::: EXERCISE MATERIALS

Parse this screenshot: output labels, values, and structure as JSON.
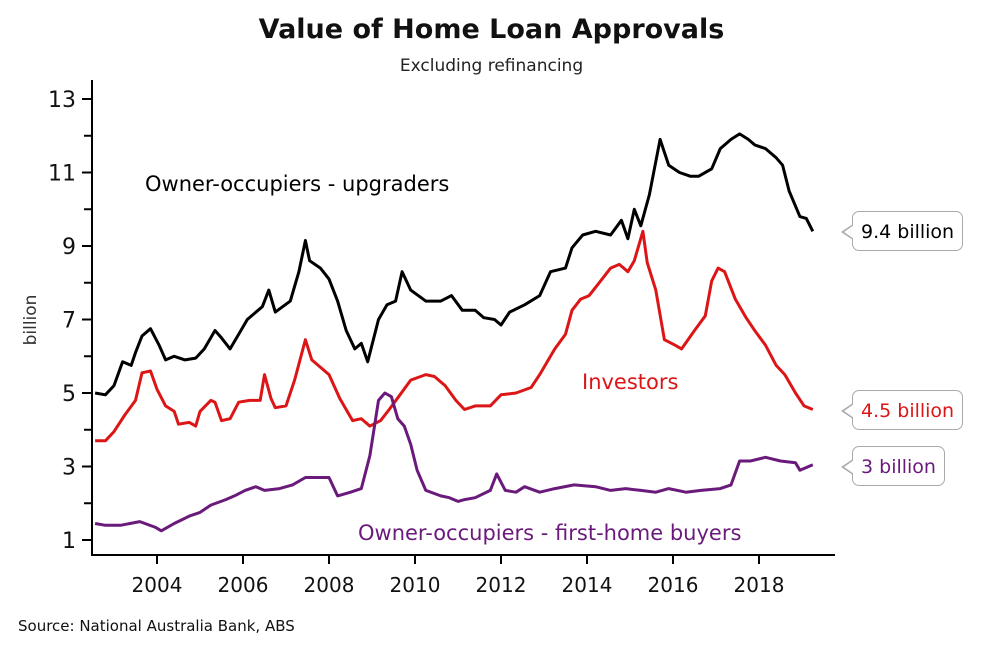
{
  "chart_data": {
    "type": "line",
    "title": "Value of Home Loan Approvals",
    "subtitle": "Excluding refinancing",
    "xlabel": "",
    "ylabel": "billion",
    "xlim": [
      2002.5,
      2019.7
    ],
    "ylim": [
      0.6,
      13.4
    ],
    "yticks": [
      1,
      3,
      5,
      7,
      9,
      11,
      13
    ],
    "yminor": [
      2,
      4,
      6,
      8,
      10,
      12
    ],
    "xticks": [
      2004,
      2006,
      2008,
      2010,
      2012,
      2014,
      2016,
      2018
    ],
    "ytick_labels": [
      "1",
      "3",
      "5",
      "7",
      "9",
      "11",
      "13"
    ],
    "xtick_labels": [
      "2004",
      "2006",
      "2008",
      "2010",
      "2012",
      "2014",
      "2016",
      "2018"
    ],
    "grid": false,
    "source": "Source: National Australia Bank, ABS",
    "series": [
      {
        "name": "Owner-occupiers - upgraders",
        "color": "#000000",
        "end_label": "9.4 billion",
        "x": [
          2002.56,
          2002.8,
          2003.0,
          2003.2,
          2003.4,
          2003.5,
          2003.65,
          2003.85,
          2004.05,
          2004.2,
          2004.4,
          2004.65,
          2004.9,
          2005.1,
          2005.35,
          2005.5,
          2005.7,
          2005.95,
          2006.1,
          2006.45,
          2006.6,
          2006.75,
          2007.1,
          2007.3,
          2007.45,
          2007.55,
          2007.8,
          2008.0,
          2008.2,
          2008.4,
          2008.6,
          2008.75,
          2008.9,
          2009.15,
          2009.35,
          2009.55,
          2009.7,
          2009.9,
          2010.25,
          2010.6,
          2010.85,
          2011.1,
          2011.4,
          2011.6,
          2011.85,
          2012.0,
          2012.2,
          2012.55,
          2012.9,
          2013.15,
          2013.5,
          2013.65,
          2013.9,
          2014.2,
          2014.55,
          2014.8,
          2014.95,
          2015.1,
          2015.25,
          2015.45,
          2015.7,
          2015.9,
          2016.15,
          2016.4,
          2016.6,
          2016.9,
          2017.1,
          2017.35,
          2017.55,
          2017.75,
          2017.9,
          2018.15,
          2018.4,
          2018.55,
          2018.7,
          2018.95,
          2019.1,
          2019.25
        ],
        "y": [
          5.0,
          4.95,
          5.2,
          5.85,
          5.75,
          6.1,
          6.55,
          6.75,
          6.3,
          5.9,
          6.0,
          5.9,
          5.95,
          6.2,
          6.7,
          6.5,
          6.2,
          6.7,
          7.0,
          7.35,
          7.8,
          7.2,
          7.5,
          8.3,
          9.15,
          8.6,
          8.4,
          8.1,
          7.5,
          6.7,
          6.2,
          6.35,
          5.85,
          7.0,
          7.4,
          7.5,
          8.3,
          7.8,
          7.5,
          7.5,
          7.65,
          7.25,
          7.25,
          7.05,
          7.0,
          6.85,
          7.2,
          7.4,
          7.65,
          8.3,
          8.4,
          8.95,
          9.3,
          9.4,
          9.3,
          9.7,
          9.2,
          10.0,
          9.55,
          10.4,
          11.9,
          11.2,
          11.0,
          10.9,
          10.9,
          11.1,
          11.65,
          11.9,
          12.05,
          11.9,
          11.75,
          11.65,
          11.4,
          11.2,
          10.5,
          9.8,
          9.75,
          9.4
        ]
      },
      {
        "name": "Investors",
        "color": "#dc1616",
        "end_label": "4.5 billion",
        "x": [
          2002.56,
          2002.8,
          2003.0,
          2003.25,
          2003.5,
          2003.65,
          2003.85,
          2004.0,
          2004.2,
          2004.4,
          2004.5,
          2004.75,
          2004.9,
          2005.0,
          2005.25,
          2005.35,
          2005.5,
          2005.7,
          2005.9,
          2006.15,
          2006.4,
          2006.5,
          2006.65,
          2006.75,
          2007.0,
          2007.2,
          2007.45,
          2007.6,
          2007.8,
          2008.0,
          2008.25,
          2008.55,
          2008.75,
          2008.95,
          2009.2,
          2009.4,
          2009.65,
          2009.9,
          2010.25,
          2010.45,
          2010.7,
          2010.95,
          2011.15,
          2011.4,
          2011.75,
          2012.0,
          2012.35,
          2012.7,
          2012.9,
          2013.25,
          2013.5,
          2013.65,
          2013.85,
          2014.05,
          2014.25,
          2014.55,
          2014.75,
          2014.95,
          2015.1,
          2015.3,
          2015.4,
          2015.6,
          2015.8,
          2016.05,
          2016.2,
          2016.5,
          2016.75,
          2016.9,
          2017.05,
          2017.2,
          2017.45,
          2017.7,
          2017.9,
          2018.15,
          2018.4,
          2018.6,
          2018.85,
          2019.05,
          2019.25
        ],
        "y": [
          3.7,
          3.7,
          3.95,
          4.4,
          4.8,
          5.55,
          5.6,
          5.1,
          4.65,
          4.5,
          4.15,
          4.2,
          4.1,
          4.5,
          4.8,
          4.75,
          4.25,
          4.3,
          4.75,
          4.8,
          4.8,
          5.5,
          4.85,
          4.6,
          4.65,
          5.35,
          6.45,
          5.9,
          5.7,
          5.5,
          4.85,
          4.25,
          4.3,
          4.1,
          4.25,
          4.55,
          4.95,
          5.35,
          5.5,
          5.45,
          5.2,
          4.8,
          4.55,
          4.65,
          4.65,
          4.95,
          5.0,
          5.15,
          5.5,
          6.2,
          6.6,
          7.25,
          7.55,
          7.65,
          7.95,
          8.4,
          8.5,
          8.3,
          8.6,
          9.4,
          8.55,
          7.8,
          6.45,
          6.3,
          6.2,
          6.7,
          7.1,
          8.05,
          8.4,
          8.3,
          7.55,
          7.05,
          6.7,
          6.3,
          5.75,
          5.5,
          5.0,
          4.65,
          4.55
        ]
      },
      {
        "name": "Owner-occupiers - first-home buyers",
        "color": "#6a1a7a",
        "end_label": "3 billion",
        "x": [
          2002.56,
          2002.8,
          2003.15,
          2003.6,
          2003.95,
          2004.1,
          2004.4,
          2004.75,
          2005.0,
          2005.25,
          2005.6,
          2005.8,
          2006.05,
          2006.3,
          2006.5,
          2006.85,
          2007.15,
          2007.45,
          2007.65,
          2008.0,
          2008.2,
          2008.5,
          2008.75,
          2008.95,
          2009.15,
          2009.3,
          2009.45,
          2009.6,
          2009.75,
          2009.9,
          2010.05,
          2010.25,
          2010.6,
          2010.8,
          2011.0,
          2011.15,
          2011.4,
          2011.75,
          2011.9,
          2012.1,
          2012.35,
          2012.55,
          2012.9,
          2013.25,
          2013.7,
          2014.2,
          2014.55,
          2014.9,
          2015.25,
          2015.6,
          2015.9,
          2016.3,
          2016.65,
          2017.1,
          2017.35,
          2017.55,
          2017.8,
          2018.15,
          2018.5,
          2018.85,
          2018.95,
          2019.25
        ],
        "y": [
          1.45,
          1.4,
          1.4,
          1.5,
          1.35,
          1.25,
          1.45,
          1.65,
          1.75,
          1.95,
          2.1,
          2.2,
          2.35,
          2.45,
          2.35,
          2.4,
          2.5,
          2.7,
          2.7,
          2.7,
          2.2,
          2.3,
          2.4,
          3.3,
          4.8,
          5.0,
          4.9,
          4.3,
          4.1,
          3.6,
          2.9,
          2.35,
          2.2,
          2.15,
          2.05,
          2.1,
          2.15,
          2.35,
          2.8,
          2.35,
          2.3,
          2.45,
          2.3,
          2.4,
          2.5,
          2.45,
          2.35,
          2.4,
          2.35,
          2.3,
          2.4,
          2.3,
          2.35,
          2.4,
          2.5,
          3.15,
          3.15,
          3.25,
          3.15,
          3.1,
          2.9,
          3.05
        ]
      }
    ]
  }
}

::::::

▶ _SHORT TASK_
From the listing, copy every line where the string "Owner" appears.

▶ _SOLUTION_
        "name": "Owner-occupiers - upgraders",
        "name": "Owner-occupiers - first-home buyers",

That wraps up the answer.